------ Selected excerpt
Ambulatory surgery continues to expand across specialties as health systems push procedures out of the inpatient setting and into high-efficiency outpatient centers. This shift is driven by both economic pressure, such as hybrid DRG reimbursement models that decouple payment from hospital stay duration, and by growing evidence that well-organized outpatient programs can deliver safe, patient-centered care even for medically complex populations. Within this landscape, regional anesthesia has emerged as a critical enabler of high-quality ambulatory surgery, providing superior analgesia, lower opioid use, reduced PONV, and faster mobilization compared with general anesthesia alone.
Despite these advantages, regional anesthesia remains underutilized in many outpatient centers because of perceived workflow challenges, variability in block performance, concerns about urinary retention or transient neurological symptoms, and fear of rare complications. Limited training, especially in catheter techniques, further restricts integration. Yet modern ultrasound guidance, short-acting spinal agents, and structured recovery pathways have shown that regional anesthesia can enhance rather than slow throughput. This narrative review synthesizes experience from high-volume academic ambulatory centers in Germany and at Stanford University (collectively performing > 4000–5000 regional anesthesia cases annually), describing practical strategies to streamline workflow, optimize patient selection, integrate walking spinal and peripheral nerve block techniques, and critically assess emerging “novel” local anesthetics. The goal is clear: regional anesthesia can become a cornerstone of efficient outpatient care when embedded in a well-organized, patient-focused system.
------------
* _What to work on_:
Reproduce everything from "Ambulatory surgery continues" down to "general anesthesia alone." in the text on regional anesthesia in ambulatory surgery, word for word. Rely only on the text to complete the tasks.
------ Supplied material
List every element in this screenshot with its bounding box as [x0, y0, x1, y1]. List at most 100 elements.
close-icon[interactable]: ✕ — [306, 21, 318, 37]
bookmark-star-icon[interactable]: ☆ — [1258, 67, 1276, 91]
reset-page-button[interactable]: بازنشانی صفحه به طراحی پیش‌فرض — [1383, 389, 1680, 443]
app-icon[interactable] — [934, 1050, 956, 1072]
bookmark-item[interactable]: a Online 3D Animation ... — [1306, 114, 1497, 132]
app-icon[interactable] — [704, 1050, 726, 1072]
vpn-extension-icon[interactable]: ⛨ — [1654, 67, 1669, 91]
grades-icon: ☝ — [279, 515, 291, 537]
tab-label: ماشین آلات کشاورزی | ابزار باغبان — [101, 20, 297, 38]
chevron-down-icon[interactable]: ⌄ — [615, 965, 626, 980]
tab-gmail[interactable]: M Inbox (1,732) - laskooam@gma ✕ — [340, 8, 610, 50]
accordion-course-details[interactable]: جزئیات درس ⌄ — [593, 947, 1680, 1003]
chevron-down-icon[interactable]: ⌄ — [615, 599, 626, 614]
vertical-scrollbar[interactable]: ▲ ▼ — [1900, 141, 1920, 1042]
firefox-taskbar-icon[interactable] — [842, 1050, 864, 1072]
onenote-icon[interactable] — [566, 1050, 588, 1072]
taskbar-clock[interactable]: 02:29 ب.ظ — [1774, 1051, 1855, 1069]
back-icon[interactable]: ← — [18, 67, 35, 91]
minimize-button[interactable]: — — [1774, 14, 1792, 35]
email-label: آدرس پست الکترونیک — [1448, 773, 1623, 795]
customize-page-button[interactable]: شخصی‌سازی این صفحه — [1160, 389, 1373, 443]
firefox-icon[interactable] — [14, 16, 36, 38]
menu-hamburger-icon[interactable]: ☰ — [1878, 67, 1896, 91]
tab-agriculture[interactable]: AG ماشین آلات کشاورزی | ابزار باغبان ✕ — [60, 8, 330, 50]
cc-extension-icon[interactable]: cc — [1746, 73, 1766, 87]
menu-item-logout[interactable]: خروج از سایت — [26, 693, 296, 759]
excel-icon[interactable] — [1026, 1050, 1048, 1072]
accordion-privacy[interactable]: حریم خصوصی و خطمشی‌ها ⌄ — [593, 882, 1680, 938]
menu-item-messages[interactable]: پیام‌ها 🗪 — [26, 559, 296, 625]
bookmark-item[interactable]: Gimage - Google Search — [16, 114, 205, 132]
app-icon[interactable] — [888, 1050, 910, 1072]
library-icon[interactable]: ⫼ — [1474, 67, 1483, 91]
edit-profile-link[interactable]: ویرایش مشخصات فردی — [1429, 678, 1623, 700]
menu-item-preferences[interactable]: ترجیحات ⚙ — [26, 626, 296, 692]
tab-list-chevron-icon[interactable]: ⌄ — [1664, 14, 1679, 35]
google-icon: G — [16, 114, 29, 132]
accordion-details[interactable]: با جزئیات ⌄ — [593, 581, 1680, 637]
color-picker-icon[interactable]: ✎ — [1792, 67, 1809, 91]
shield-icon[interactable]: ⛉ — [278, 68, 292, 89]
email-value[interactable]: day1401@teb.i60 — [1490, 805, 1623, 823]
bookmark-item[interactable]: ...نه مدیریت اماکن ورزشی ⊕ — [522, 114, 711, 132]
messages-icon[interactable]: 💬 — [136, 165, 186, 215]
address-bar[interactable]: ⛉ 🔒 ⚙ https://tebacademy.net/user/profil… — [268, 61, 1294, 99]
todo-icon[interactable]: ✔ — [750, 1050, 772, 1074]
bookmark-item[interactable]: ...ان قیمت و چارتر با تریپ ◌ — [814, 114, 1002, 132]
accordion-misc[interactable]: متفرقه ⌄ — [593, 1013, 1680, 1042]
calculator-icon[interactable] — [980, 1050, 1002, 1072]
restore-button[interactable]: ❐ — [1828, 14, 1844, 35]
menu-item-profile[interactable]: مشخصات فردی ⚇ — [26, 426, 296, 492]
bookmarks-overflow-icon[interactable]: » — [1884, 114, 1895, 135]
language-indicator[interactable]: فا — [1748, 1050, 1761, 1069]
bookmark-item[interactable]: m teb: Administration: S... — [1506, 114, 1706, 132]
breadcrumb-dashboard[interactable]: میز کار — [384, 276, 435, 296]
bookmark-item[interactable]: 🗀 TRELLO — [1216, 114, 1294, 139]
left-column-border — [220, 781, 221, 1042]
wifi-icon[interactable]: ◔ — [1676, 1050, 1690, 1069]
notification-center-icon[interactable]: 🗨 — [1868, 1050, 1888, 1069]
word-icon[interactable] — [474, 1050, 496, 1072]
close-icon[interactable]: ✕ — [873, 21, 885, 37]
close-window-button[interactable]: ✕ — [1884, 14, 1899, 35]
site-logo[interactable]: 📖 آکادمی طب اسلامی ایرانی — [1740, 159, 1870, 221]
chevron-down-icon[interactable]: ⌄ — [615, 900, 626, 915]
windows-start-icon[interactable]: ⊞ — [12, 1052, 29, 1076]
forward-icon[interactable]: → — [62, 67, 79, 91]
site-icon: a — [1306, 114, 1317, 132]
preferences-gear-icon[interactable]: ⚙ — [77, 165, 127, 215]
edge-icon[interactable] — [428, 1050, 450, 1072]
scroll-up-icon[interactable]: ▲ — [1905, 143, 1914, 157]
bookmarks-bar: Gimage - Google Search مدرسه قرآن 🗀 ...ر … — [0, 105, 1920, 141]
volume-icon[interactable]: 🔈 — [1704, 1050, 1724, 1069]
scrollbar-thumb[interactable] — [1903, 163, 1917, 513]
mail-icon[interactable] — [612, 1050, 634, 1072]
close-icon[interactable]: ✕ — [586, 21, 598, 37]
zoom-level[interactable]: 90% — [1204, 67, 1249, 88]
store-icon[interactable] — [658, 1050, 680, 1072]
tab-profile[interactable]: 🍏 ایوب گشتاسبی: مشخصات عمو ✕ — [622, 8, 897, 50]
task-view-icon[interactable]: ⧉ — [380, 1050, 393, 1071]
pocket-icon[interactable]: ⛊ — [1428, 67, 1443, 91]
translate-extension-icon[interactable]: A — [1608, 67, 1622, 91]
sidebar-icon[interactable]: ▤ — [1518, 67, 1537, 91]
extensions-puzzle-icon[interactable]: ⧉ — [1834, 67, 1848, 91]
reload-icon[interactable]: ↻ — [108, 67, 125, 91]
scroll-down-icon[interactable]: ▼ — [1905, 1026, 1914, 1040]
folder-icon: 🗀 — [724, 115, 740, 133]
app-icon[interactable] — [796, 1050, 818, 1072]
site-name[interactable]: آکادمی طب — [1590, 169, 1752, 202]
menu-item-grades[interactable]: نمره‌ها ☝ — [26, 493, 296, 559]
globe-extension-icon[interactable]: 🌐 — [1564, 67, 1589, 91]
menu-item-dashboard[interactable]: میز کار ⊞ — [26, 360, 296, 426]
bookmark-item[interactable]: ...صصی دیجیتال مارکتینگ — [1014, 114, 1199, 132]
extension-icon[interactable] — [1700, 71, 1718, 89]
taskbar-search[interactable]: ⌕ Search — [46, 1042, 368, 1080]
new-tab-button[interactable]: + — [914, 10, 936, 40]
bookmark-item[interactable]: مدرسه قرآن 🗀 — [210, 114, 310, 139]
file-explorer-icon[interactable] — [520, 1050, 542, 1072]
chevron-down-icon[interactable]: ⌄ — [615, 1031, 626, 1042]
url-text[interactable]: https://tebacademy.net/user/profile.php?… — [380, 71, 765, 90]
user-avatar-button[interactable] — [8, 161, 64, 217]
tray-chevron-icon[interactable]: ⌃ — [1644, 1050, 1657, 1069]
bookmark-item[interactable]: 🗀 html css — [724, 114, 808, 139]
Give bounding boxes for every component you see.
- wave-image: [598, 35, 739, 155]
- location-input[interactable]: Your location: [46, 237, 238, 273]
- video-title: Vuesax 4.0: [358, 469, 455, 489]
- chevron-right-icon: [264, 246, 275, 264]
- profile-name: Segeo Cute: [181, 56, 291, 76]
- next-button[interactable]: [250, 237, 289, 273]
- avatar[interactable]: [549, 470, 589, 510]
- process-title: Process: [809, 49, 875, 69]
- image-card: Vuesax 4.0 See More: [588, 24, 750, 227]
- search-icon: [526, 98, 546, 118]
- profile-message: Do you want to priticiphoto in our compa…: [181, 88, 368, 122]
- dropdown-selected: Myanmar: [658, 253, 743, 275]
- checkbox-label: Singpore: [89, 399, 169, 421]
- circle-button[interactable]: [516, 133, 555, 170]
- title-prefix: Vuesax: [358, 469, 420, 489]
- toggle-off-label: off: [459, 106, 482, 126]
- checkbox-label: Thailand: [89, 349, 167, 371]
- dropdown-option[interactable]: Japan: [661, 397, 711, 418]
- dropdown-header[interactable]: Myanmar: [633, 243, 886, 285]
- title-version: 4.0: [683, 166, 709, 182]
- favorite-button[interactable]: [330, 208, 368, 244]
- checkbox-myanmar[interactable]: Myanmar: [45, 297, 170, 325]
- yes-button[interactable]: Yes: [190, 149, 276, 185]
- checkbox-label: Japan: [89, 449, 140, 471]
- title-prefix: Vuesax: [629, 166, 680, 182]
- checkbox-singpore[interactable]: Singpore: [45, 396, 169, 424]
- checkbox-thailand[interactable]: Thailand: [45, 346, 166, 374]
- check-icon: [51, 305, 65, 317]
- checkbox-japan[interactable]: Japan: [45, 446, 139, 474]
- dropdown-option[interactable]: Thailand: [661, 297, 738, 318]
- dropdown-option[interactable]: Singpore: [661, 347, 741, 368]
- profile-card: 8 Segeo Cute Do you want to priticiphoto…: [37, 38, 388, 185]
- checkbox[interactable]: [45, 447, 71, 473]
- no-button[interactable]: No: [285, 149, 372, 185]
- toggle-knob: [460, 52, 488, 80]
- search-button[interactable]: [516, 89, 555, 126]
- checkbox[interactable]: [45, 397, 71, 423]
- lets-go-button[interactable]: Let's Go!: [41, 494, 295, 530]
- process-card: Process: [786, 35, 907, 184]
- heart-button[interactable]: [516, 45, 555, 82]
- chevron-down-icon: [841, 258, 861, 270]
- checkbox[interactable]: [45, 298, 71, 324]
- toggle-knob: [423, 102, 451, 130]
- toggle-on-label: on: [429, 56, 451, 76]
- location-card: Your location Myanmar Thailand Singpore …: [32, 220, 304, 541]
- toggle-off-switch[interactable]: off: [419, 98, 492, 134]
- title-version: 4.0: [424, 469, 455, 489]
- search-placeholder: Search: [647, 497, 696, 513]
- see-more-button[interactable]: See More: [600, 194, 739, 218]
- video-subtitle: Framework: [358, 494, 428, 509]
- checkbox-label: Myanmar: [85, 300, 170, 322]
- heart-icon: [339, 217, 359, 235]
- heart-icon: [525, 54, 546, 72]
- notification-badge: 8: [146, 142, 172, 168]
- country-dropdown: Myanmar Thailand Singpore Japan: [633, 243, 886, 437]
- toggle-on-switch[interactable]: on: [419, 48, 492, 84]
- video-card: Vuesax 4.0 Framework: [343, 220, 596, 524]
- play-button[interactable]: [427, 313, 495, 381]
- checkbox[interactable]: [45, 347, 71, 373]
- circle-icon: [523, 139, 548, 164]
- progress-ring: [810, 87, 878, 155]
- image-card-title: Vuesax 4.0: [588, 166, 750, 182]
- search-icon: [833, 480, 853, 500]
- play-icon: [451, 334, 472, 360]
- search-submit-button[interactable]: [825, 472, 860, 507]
------------
* _Solution to the problem_:
Ambulatory surgery continues to expand across specialties as health systems push procedures out of the inpatient setting and into high-efficiency outpatient centers. This shift is driven by both economic pressure, such as hybrid DRG reimbursement models that decouple payment from hospital stay duration, and by growing evidence that well-organized outpatient programs can deliver safe, patient-centered care even for medically complex populations. Within this landscape, regional anesthesia has emerged as a critical enabler of high-quality ambulatory surgery, providing superior analgesia, lower opioid use, reduced PONV, and faster mobilization compared with general anesthesia alone.